* _Data for this task_
◇ ◇ ◇ ◇ ◇ ◇ ◇
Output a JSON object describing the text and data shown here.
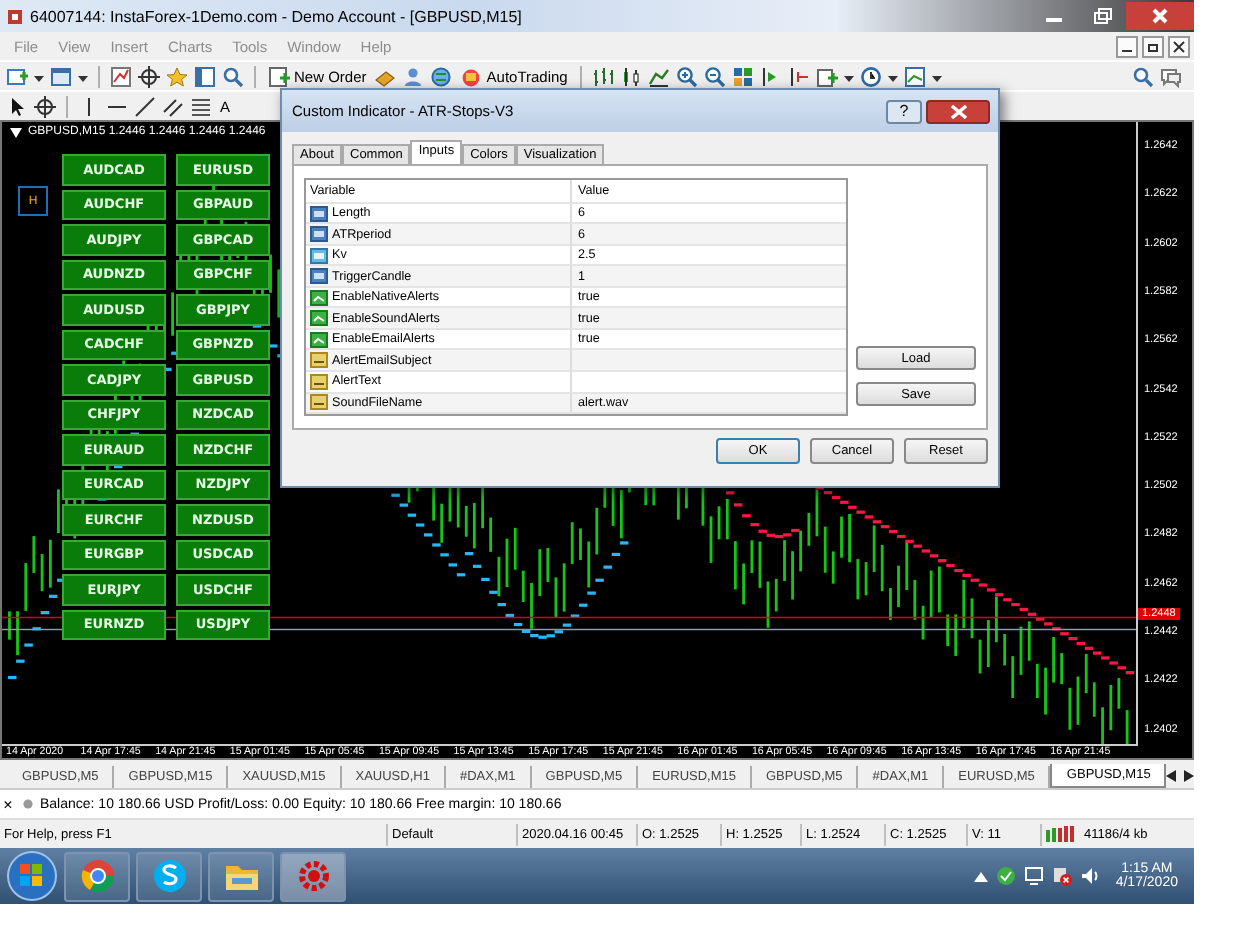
{
  "window": {
    "title": "64007144: InstaForex-1Demo.com - Demo Account - [GBPUSD,M15]"
  },
  "menu": [
    {
      "label": "File",
      "disabled": true
    },
    {
      "label": "View",
      "disabled": true
    },
    {
      "label": "Insert",
      "disabled": true
    },
    {
      "label": "Charts",
      "disabled": true
    },
    {
      "label": "Tools",
      "disabled": true
    },
    {
      "label": "Window",
      "disabled": true
    },
    {
      "label": "Help",
      "disabled": true
    }
  ],
  "toolbar": {
    "new_order": "New Order",
    "autotrading": "AutoTrading",
    "text_tool": "A"
  },
  "chart": {
    "title": "GBPUSD,M15  1.2446 1.2446 1.2446 1.2446",
    "h_button": "H",
    "price_labels": [
      "1.2642",
      "1.2622",
      "1.2602",
      "1.2582",
      "1.2562",
      "1.2542",
      "1.2522",
      "1.2502",
      "1.2482",
      "1.2462",
      "1.2442",
      "1.2422",
      "1.2402"
    ],
    "bid_label": "1.2448",
    "time_labels": [
      "14 Apr 2020",
      "14 Apr 17:45",
      "14 Apr 21:45",
      "15 Apr 01:45",
      "15 Apr 05:45",
      "15 Apr 09:45",
      "15 Apr 13:45",
      "15 Apr 17:45",
      "15 Apr 21:45",
      "16 Apr 01:45",
      "16 Apr 05:45",
      "16 Apr 09:45",
      "16 Apr 13:45",
      "16 Apr 17:45",
      "16 Apr 21:45"
    ],
    "pair_buttons": [
      [
        "AUDCAD",
        "EURUSD"
      ],
      [
        "AUDCHF",
        "GBPAUD"
      ],
      [
        "AUDJPY",
        "GBPCAD"
      ],
      [
        "AUDNZD",
        "GBPCHF"
      ],
      [
        "AUDUSD",
        "GBPJPY"
      ],
      [
        "CADCHF",
        "GBPNZD"
      ],
      [
        "CADJPY",
        "GBPUSD"
      ],
      [
        "CHFJPY",
        "NZDCAD"
      ],
      [
        "EURAUD",
        "NZDCHF"
      ],
      [
        "EURCAD",
        "NZDJPY"
      ],
      [
        "EURCHF",
        "NZDUSD"
      ],
      [
        "EURGBP",
        "USDCAD"
      ],
      [
        "EURJPY",
        "USDCHF"
      ],
      [
        "EURNZD",
        "USDJPY"
      ]
    ]
  },
  "dialog": {
    "title": "Custom Indicator - ATR-Stops-V3",
    "help": "?",
    "tabs": [
      {
        "label": "About",
        "selected": false
      },
      {
        "label": "Common",
        "selected": false
      },
      {
        "label": "Inputs",
        "selected": true
      },
      {
        "label": "Colors",
        "selected": false
      },
      {
        "label": "Visualization",
        "selected": false
      }
    ],
    "columns": [
      "Variable",
      "Value"
    ],
    "rows": [
      {
        "kind": "int",
        "variable": "Length",
        "value": "6"
      },
      {
        "kind": "int",
        "variable": "ATRperiod",
        "value": "6"
      },
      {
        "kind": "double",
        "variable": "Kv",
        "value": "2.5"
      },
      {
        "kind": "int",
        "variable": "TriggerCandle",
        "value": "1"
      },
      {
        "kind": "bool",
        "variable": "EnableNativeAlerts",
        "value": "true"
      },
      {
        "kind": "bool",
        "variable": "EnableSoundAlerts",
        "value": "true"
      },
      {
        "kind": "bool",
        "variable": "EnableEmailAlerts",
        "value": "true"
      },
      {
        "kind": "string",
        "variable": "AlertEmailSubject"
      },
      {
        "kind": "string",
        "variable": "AlertText"
      },
      {
        "kind": "string",
        "variable": "SoundFileName",
        "value": "alert.wav"
      }
    ],
    "side_buttons": [
      "Load",
      "Save"
    ],
    "buttons": [
      "OK",
      "Cancel",
      "Reset"
    ]
  },
  "chart_tabs": [
    {
      "label": "GBPUSD,M5",
      "selected": false
    },
    {
      "label": "GBPUSD,M15",
      "selected": false
    },
    {
      "label": "XAUUSD,M15",
      "selected": false
    },
    {
      "label": "XAUUSD,H1",
      "selected": false
    },
    {
      "label": "#DAX,M1",
      "selected": false
    },
    {
      "label": "GBPUSD,M5",
      "selected": false
    },
    {
      "label": "EURUSD,M15",
      "selected": false
    },
    {
      "label": "GBPUSD,M5",
      "selected": false
    },
    {
      "label": "#DAX,M1",
      "selected": false
    },
    {
      "label": "EURUSD,M5",
      "selected": false
    },
    {
      "label": "GBPUSD,M15",
      "selected": true
    }
  ],
  "terminal": {
    "close": "×",
    "summary": "Balance: 10 180.66 USD  Profit/Loss: 0.00  Equity: 10 180.66  Free margin: 10 180.66"
  },
  "status_bar": [
    "For Help, press F1",
    "Default",
    "2020.04.16 00:45",
    "O: 1.2525",
    "H: 1.2525",
    "L: 1.2524",
    "C: 1.2525",
    "V: 11",
    "41186/4 kb"
  ],
  "taskbar": {
    "time": "1:15 AM",
    "date": "4/17/2020"
  }
}
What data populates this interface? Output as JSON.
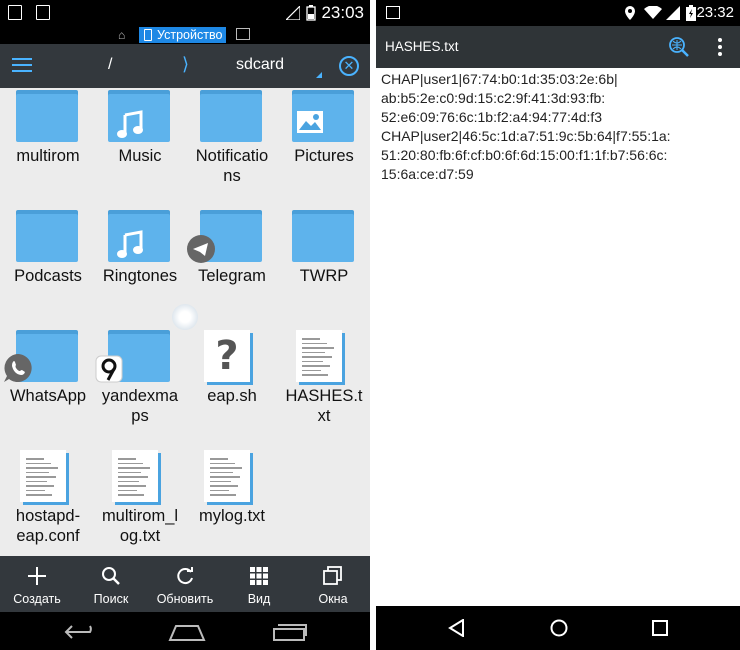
{
  "left": {
    "status_bar": {
      "time": "23:03"
    },
    "location_bar": {
      "device_label": "Устройство"
    },
    "path_bar": {
      "root": "/",
      "current": "sdcard",
      "chevron": "⟩"
    },
    "grid_items": [
      {
        "label": "multirom",
        "type": "folder",
        "badge": ""
      },
      {
        "label": "Music",
        "type": "folder",
        "badge": "music-note-icon"
      },
      {
        "label": "Notificatio\nns",
        "type": "folder",
        "badge": ""
      },
      {
        "label": "Pictures",
        "type": "folder",
        "badge": "image-icon"
      },
      {
        "label": "Podcasts",
        "type": "folder",
        "badge": ""
      },
      {
        "label": "Ringtones",
        "type": "folder",
        "badge": "music-note-icon"
      },
      {
        "label": "Telegram",
        "type": "folder",
        "badge": "telegram-icon"
      },
      {
        "label": "TWRP",
        "type": "folder",
        "badge": ""
      },
      {
        "label": "WhatsApp",
        "type": "folder",
        "badge": "whatsapp-icon"
      },
      {
        "label": "yandexma\nps",
        "type": "folder",
        "badge": "yandex-maps-icon"
      },
      {
        "label": "eap.sh",
        "type": "file",
        "badge": "question-mark-icon"
      },
      {
        "label": "HASHES.t\nxt",
        "type": "file",
        "badge": "text-file-icon"
      },
      {
        "label": "hostapd-\neap.conf",
        "type": "file",
        "badge": "text-file-icon"
      },
      {
        "label": "multirom_l\nog.txt",
        "type": "file",
        "badge": "text-file-icon"
      },
      {
        "label": "mylog.txt",
        "type": "file",
        "badge": "text-file-icon"
      }
    ],
    "bottom_toolbar": [
      {
        "label": "Создать",
        "icon": "plus-icon"
      },
      {
        "label": "Поиск",
        "icon": "search-icon"
      },
      {
        "label": "Обновить",
        "icon": "refresh-icon"
      },
      {
        "label": "Вид",
        "icon": "grid-view-icon"
      },
      {
        "label": "Окна",
        "icon": "windows-icon"
      }
    ]
  },
  "right": {
    "status_bar": {
      "time": "23:32"
    },
    "toolbar": {
      "title": "HASHES.txt"
    },
    "content": "CHAP|user1|67:74:b0:1d:35:03:2e:6b|\nab:b5:2e:c0:9d:15:c2:9f:41:3d:93:fb:\n52:e6:09:76:6c:1b:f2:a4:94:77:4d:f3\nCHAP|user2|46:5c:1d:a7:51:9c:5b:64|f7:55:1a:\n51:20:80:fb:6f:cf:b0:6f:6d:15:00:f1:1f:b7:56:6c:\n15:6a:ce:d7:59"
  },
  "colors": {
    "accent": "#4ab3ff",
    "folder": "#5eb3ec",
    "toolbar": "#33383d",
    "device_chip": "#1e88e5"
  }
}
◇ ◇ ◇ ◇ ◇ ◇ ◇
Search the records for the word "title". Copy every line that has it.

    "title": "64007144: InstaForex-1Demo.com - Demo Account - [GBPUSD,M15]"
    "title": "GBPUSD,M15  1.2446 1.2446 1.2446 1.2446",
    "title": "Custom Indicator - ATR-Stops-V3",
      "title": "HASHES.txt"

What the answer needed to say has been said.